Dataset records on visual material
▼

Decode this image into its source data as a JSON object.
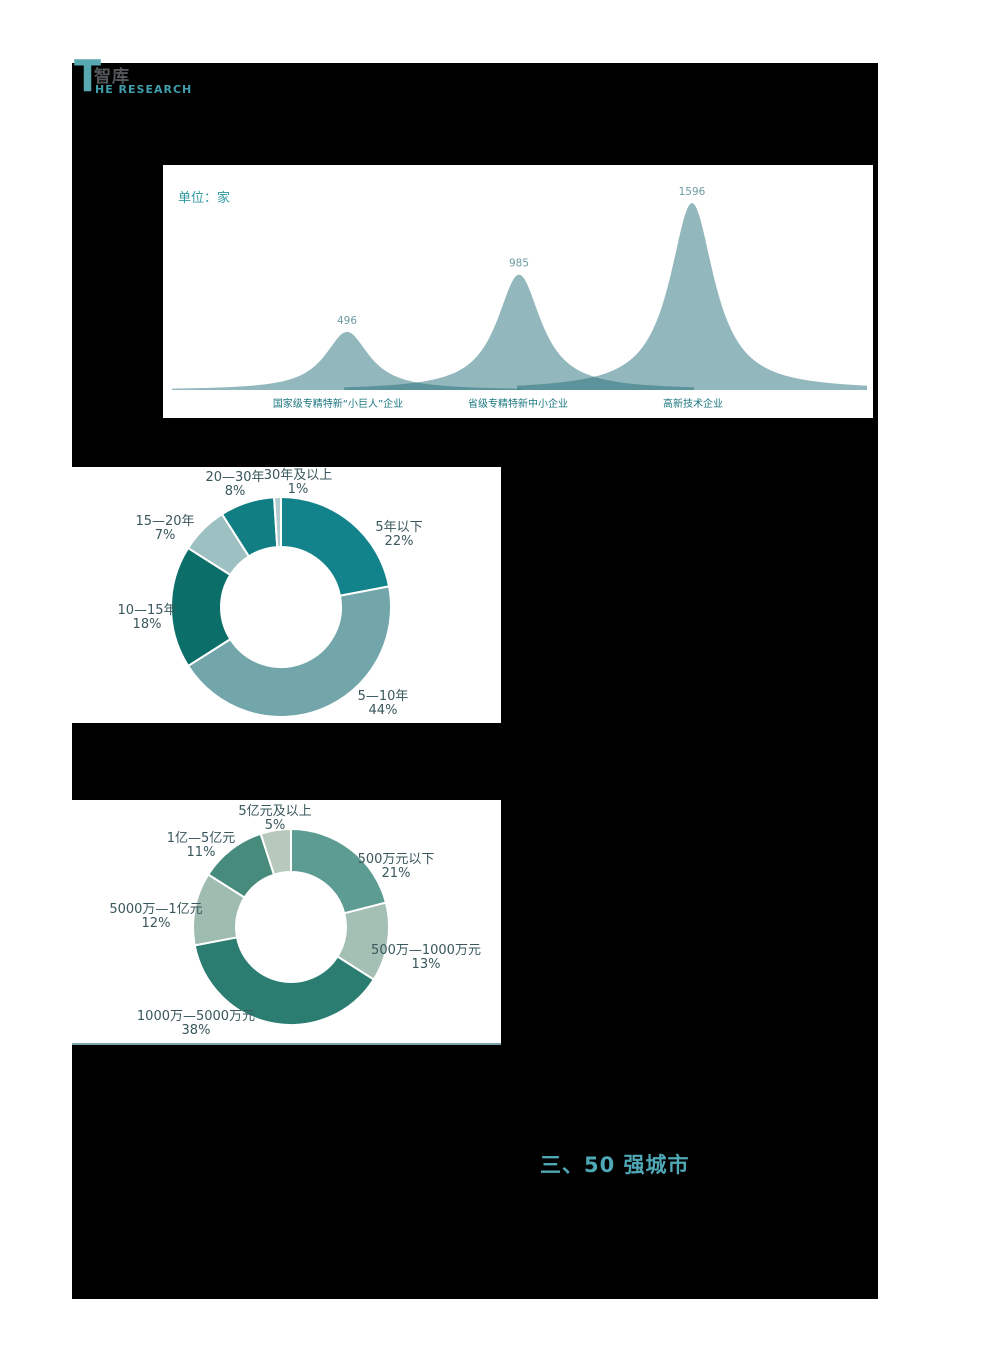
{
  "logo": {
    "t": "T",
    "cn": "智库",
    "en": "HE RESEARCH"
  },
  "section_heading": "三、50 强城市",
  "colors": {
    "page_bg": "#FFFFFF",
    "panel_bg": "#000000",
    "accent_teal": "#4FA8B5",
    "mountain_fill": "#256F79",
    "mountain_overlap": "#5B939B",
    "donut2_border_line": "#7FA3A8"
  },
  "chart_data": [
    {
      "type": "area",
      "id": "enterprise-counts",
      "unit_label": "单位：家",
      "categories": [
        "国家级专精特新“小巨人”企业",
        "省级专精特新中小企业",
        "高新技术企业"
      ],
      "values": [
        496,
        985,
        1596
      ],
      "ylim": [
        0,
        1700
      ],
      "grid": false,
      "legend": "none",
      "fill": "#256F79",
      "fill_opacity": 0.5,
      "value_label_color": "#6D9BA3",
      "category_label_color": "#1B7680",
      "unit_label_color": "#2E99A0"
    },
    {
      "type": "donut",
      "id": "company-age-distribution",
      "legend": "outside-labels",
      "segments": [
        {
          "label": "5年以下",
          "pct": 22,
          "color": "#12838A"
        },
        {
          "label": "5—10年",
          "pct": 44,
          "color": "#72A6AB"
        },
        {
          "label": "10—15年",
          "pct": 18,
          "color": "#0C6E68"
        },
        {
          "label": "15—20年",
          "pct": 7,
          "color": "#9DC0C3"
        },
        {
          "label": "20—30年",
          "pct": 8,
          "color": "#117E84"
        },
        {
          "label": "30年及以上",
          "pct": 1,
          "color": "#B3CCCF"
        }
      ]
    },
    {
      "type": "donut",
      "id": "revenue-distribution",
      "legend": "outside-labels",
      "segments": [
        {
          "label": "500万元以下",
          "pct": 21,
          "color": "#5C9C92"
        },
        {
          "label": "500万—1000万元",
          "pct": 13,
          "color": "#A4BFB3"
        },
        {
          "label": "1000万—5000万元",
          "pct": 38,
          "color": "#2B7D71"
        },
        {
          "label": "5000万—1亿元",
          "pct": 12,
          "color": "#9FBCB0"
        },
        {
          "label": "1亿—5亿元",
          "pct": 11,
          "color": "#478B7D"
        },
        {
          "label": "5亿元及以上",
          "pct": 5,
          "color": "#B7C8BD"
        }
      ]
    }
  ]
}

▲

Task prompt: Reproduce all of the material above word for word. Omit the pictures.

Exercise solution:
Decode this image into its source data as a JSON object.
{
  "logo": {
    "t": "T",
    "cn": "智库",
    "en": "HE RESEARCH"
  },
  "section_heading": "三、50 强城市",
  "colors": {
    "page_bg": "#FFFFFF",
    "panel_bg": "#000000",
    "accent_teal": "#4FA8B5",
    "mountain_fill": "#256F79",
    "mountain_overlap": "#5B939B",
    "donut2_border_line": "#7FA3A8"
  },
  "chart_data": [
    {
      "type": "area",
      "id": "enterprise-counts",
      "unit_label": "单位：家",
      "categories": [
        "国家级专精特新“小巨人”企业",
        "省级专精特新中小企业",
        "高新技术企业"
      ],
      "values": [
        496,
        985,
        1596
      ],
      "ylim": [
        0,
        1700
      ],
      "grid": false,
      "legend": "none",
      "fill": "#256F79",
      "fill_opacity": 0.5,
      "value_label_color": "#6D9BA3",
      "category_label_color": "#1B7680",
      "unit_label_color": "#2E99A0"
    },
    {
      "type": "donut",
      "id": "company-age-distribution",
      "legend": "outside-labels",
      "segments": [
        {
          "label": "5年以下",
          "pct": 22,
          "color": "#12838A"
        },
        {
          "label": "5—10年",
          "pct": 44,
          "color": "#72A6AB"
        },
        {
          "label": "10—15年",
          "pct": 18,
          "color": "#0C6E68"
        },
        {
          "label": "15—20年",
          "pct": 7,
          "color": "#9DC0C3"
        },
        {
          "label": "20—30年",
          "pct": 8,
          "color": "#117E84"
        },
        {
          "label": "30年及以上",
          "pct": 1,
          "color": "#B3CCCF"
        }
      ]
    },
    {
      "type": "donut",
      "id": "revenue-distribution",
      "legend": "outside-labels",
      "segments": [
        {
          "label": "500万元以下",
          "pct": 21,
          "color": "#5C9C92"
        },
        {
          "label": "500万—1000万元",
          "pct": 13,
          "color": "#A4BFB3"
        },
        {
          "label": "1000万—5000万元",
          "pct": 38,
          "color": "#2B7D71"
        },
        {
          "label": "5000万—1亿元",
          "pct": 12,
          "color": "#9FBCB0"
        },
        {
          "label": "1亿—5亿元",
          "pct": 11,
          "color": "#478B7D"
        },
        {
          "label": "5亿元及以上",
          "pct": 5,
          "color": "#B7C8BD"
        }
      ]
    }
  ]
}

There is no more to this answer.